Stated task:
Lines containing the word "screenshot" should be extracted in full.
_ _ _
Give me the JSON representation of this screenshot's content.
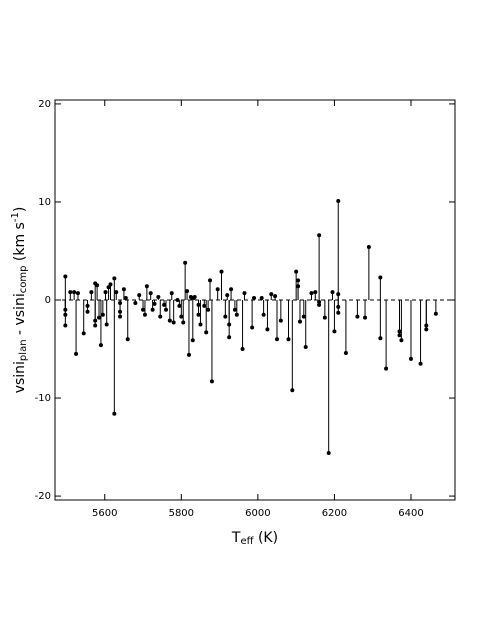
{
  "chart_data": {
    "type": "stem",
    "x_label": [
      {
        "text": "T"
      },
      {
        "text": "eff",
        "style": "sub"
      },
      {
        "text": " (K)"
      }
    ],
    "y_label": [
      {
        "text": "vsini"
      },
      {
        "text": "plan",
        "style": "sub"
      },
      {
        "text": " - vsini"
      },
      {
        "text": "comp",
        "style": "sub"
      },
      {
        "text": " (km s"
      },
      {
        "text": "-1",
        "style": "sup"
      },
      {
        "text": ")"
      }
    ],
    "xlim": [
      5470,
      6515
    ],
    "ylim": [
      -20.4,
      20.4
    ],
    "xticks": [
      5600,
      5800,
      6000,
      6200,
      6400
    ],
    "yticks": [
      -20,
      -10,
      0,
      10,
      20
    ],
    "baseline": 0,
    "color": "#000000",
    "x": [
      5497,
      5497,
      5497,
      5497,
      5510,
      5520,
      5525,
      5530,
      5545,
      5555,
      5555,
      5565,
      5575,
      5575,
      5575,
      5580,
      5585,
      5590,
      5595,
      5602,
      5605,
      5610,
      5615,
      5625,
      5625,
      5630,
      5640,
      5640,
      5640,
      5650,
      5655,
      5660,
      5680,
      5690,
      5700,
      5705,
      5710,
      5720,
      5725,
      5730,
      5740,
      5745,
      5755,
      5760,
      5770,
      5775,
      5780,
      5790,
      5795,
      5800,
      5805,
      5810,
      5815,
      5820,
      5825,
      5830,
      5830,
      5835,
      5845,
      5845,
      5850,
      5860,
      5865,
      5870,
      5875,
      5880,
      5895,
      5905,
      5915,
      5920,
      5925,
      5925,
      5930,
      5940,
      5945,
      5960,
      5965,
      5985,
      5990,
      6010,
      6015,
      6025,
      6035,
      6045,
      6050,
      6060,
      6080,
      6090,
      6100,
      6105,
      6105,
      6110,
      6120,
      6125,
      6140,
      6150,
      6160,
      6160,
      6160,
      6175,
      6185,
      6195,
      6200,
      6210,
      6210,
      6210,
      6210,
      6230,
      6260,
      6280,
      6290,
      6320,
      6320,
      6335,
      6370,
      6370,
      6375,
      6400,
      6425,
      6440,
      6440,
      6465
    ],
    "values": [
      2.4,
      -1.0,
      -1.5,
      -2.6,
      0.8,
      0.8,
      -5.5,
      0.7,
      -3.4,
      -1.2,
      -0.6,
      0.8,
      1.7,
      -2.6,
      -2.1,
      1.5,
      -1.8,
      -4.6,
      -1.5,
      0.8,
      -2.5,
      1.3,
      1.6,
      -11.6,
      2.2,
      0.8,
      -0.3,
      -1.2,
      -1.7,
      1.1,
      0.2,
      -4.0,
      -0.3,
      0.5,
      -1.0,
      -1.5,
      1.4,
      0.7,
      -1.0,
      -0.4,
      0.3,
      -1.7,
      -0.5,
      -1.0,
      -2.1,
      0.7,
      -2.3,
      0.0,
      -0.6,
      -1.7,
      -2.3,
      3.8,
      0.9,
      -5.6,
      0.3,
      0.2,
      -4.1,
      0.3,
      -0.5,
      -1.5,
      -2.5,
      -0.6,
      -3.3,
      -1.0,
      2.0,
      -8.3,
      1.1,
      2.9,
      -1.7,
      0.5,
      -2.5,
      -3.8,
      1.1,
      -1.0,
      -1.5,
      -5.0,
      0.7,
      -2.8,
      0.2,
      0.2,
      -1.5,
      -3.0,
      0.6,
      0.4,
      -4.0,
      -2.1,
      -4.0,
      -9.2,
      2.9,
      1.4,
      2.0,
      -2.2,
      -1.7,
      -4.8,
      0.7,
      0.8,
      6.6,
      -0.2,
      -0.5,
      -1.8,
      -15.6,
      0.8,
      -3.2,
      10.1,
      0.6,
      -0.7,
      -1.3,
      -5.4,
      -1.7,
      -1.8,
      5.4,
      2.3,
      -3.9,
      -7.0,
      -3.6,
      -3.2,
      -4.1,
      -6.0,
      -6.5,
      -3.0,
      -2.6,
      -1.4
    ]
  }
}
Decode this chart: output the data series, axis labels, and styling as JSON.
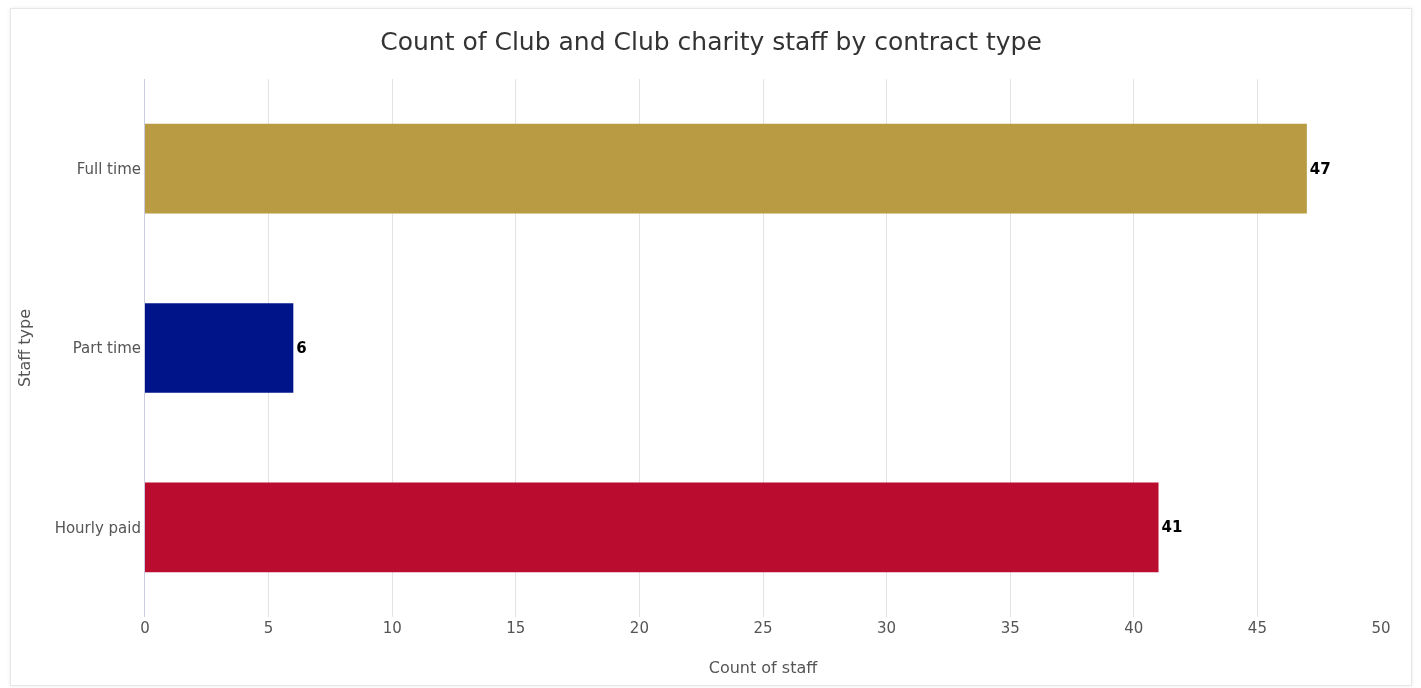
{
  "chart_data": {
    "type": "bar",
    "orientation": "horizontal",
    "title": "Count of Club and Club charity staff by contract type",
    "xlabel": "Count of staff",
    "ylabel": "Staff type",
    "categories": [
      "Full time",
      "Part time",
      "Hourly paid"
    ],
    "values": [
      47,
      6,
      41
    ],
    "colors": [
      "#b89b43",
      "#001489",
      "#ba0c2f"
    ],
    "xlim": [
      0,
      50
    ],
    "xticks": [
      0,
      5,
      10,
      15,
      20,
      25,
      30,
      35,
      40,
      45,
      50
    ],
    "grid": "x",
    "data_labels": true
  }
}
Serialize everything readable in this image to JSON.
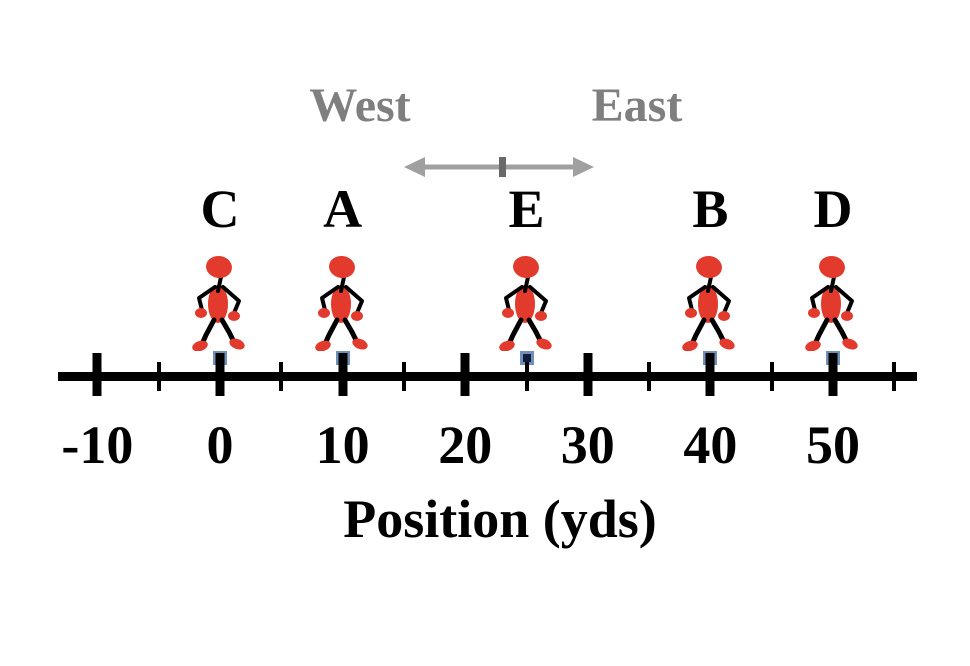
{
  "diagram": {
    "type": "position-number-line"
  },
  "compass": {
    "west_label": "West",
    "east_label": "East"
  },
  "axis": {
    "label": "Position (yds)",
    "major_ticks": [
      {
        "value": -10,
        "label": "-10"
      },
      {
        "value": 0,
        "label": "0"
      },
      {
        "value": 10,
        "label": "10"
      },
      {
        "value": 20,
        "label": "20"
      },
      {
        "value": 30,
        "label": "30"
      },
      {
        "value": 40,
        "label": "40"
      },
      {
        "value": 50,
        "label": "50"
      }
    ],
    "minor_tick_values": [
      -5,
      5,
      15,
      25,
      35,
      45,
      55
    ]
  },
  "walkers": [
    {
      "label": "C",
      "position_yds": 0
    },
    {
      "label": "A",
      "position_yds": 10
    },
    {
      "label": "E",
      "position_yds": 25
    },
    {
      "label": "B",
      "position_yds": 40
    },
    {
      "label": "D",
      "position_yds": 50
    }
  ],
  "colors": {
    "figure_red": "#e23a2c",
    "marker_fill": "#111c3c",
    "marker_border": "#7090b8",
    "axis_black": "#000000",
    "compass_text_gray": "#7f7f7f",
    "compass_arrow_gray": "#a0a0a0",
    "compass_arrow_tick_gray": "#696969"
  }
}
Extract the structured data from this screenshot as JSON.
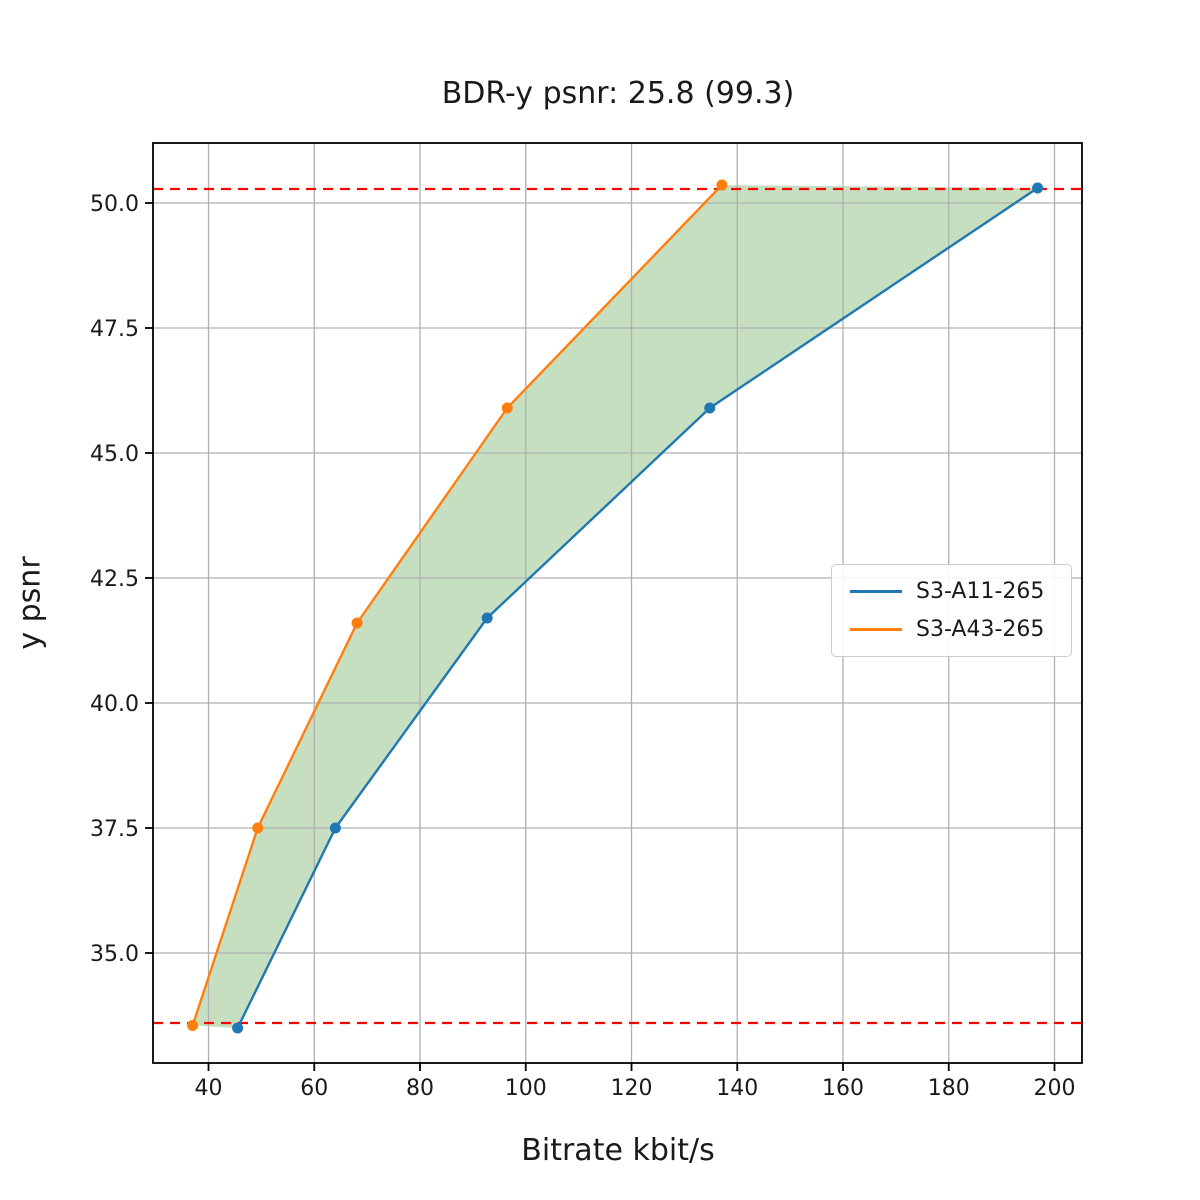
{
  "title": "BDR-y psnr: 25.8 (99.3)",
  "colors": {
    "series1": "#1f77b4",
    "series2": "#ff7f0e",
    "fill": "#c5dfc0",
    "hline": "#ff0000",
    "grid": "#b0b0b0",
    "spine": "#000000",
    "text": "#1a1a1a",
    "background": "#ffffff",
    "legend_border": "#cccccc"
  },
  "chart_data": {
    "type": "line",
    "title": "BDR-y psnr: 25.8 (99.3)",
    "xlabel": "Bitrate kbit/s",
    "ylabel": "y psnr",
    "xlim": [
      29.5,
      205.2
    ],
    "ylim": [
      32.8,
      51.2
    ],
    "xticks": [
      40,
      60,
      80,
      100,
      120,
      140,
      160,
      180,
      200
    ],
    "xtick_labels": [
      "40",
      "60",
      "80",
      "100",
      "120",
      "140",
      "160",
      "180",
      "200"
    ],
    "yticks": [
      35.0,
      37.5,
      40.0,
      42.5,
      45.0,
      47.5,
      50.0
    ],
    "ytick_labels": [
      "35.0",
      "37.5",
      "40.0",
      "42.5",
      "45.0",
      "47.5",
      "50.0"
    ],
    "grid": true,
    "legend_position": "center-right",
    "series": [
      {
        "name": "S3-A11-265",
        "color": "#1f77b4",
        "points": [
          [
            45.5,
            33.5
          ],
          [
            64.0,
            37.5
          ],
          [
            92.7,
            41.7
          ],
          [
            134.8,
            45.9
          ],
          [
            196.8,
            50.3
          ]
        ]
      },
      {
        "name": "S3-A43-265",
        "color": "#ff7f0e",
        "points": [
          [
            37.0,
            33.55
          ],
          [
            49.3,
            37.5
          ],
          [
            68.1,
            41.6
          ],
          [
            96.5,
            45.9
          ],
          [
            137.1,
            50.36
          ]
        ]
      }
    ],
    "hlines": {
      "top": 50.28,
      "bottom": 33.6,
      "style": "dashed",
      "color": "#ff0000"
    },
    "fill_between_series": true
  }
}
_ _ _
Result below:
Give me the JSON representation of this screenshot's content.
Extract the structured data from this screenshot as JSON.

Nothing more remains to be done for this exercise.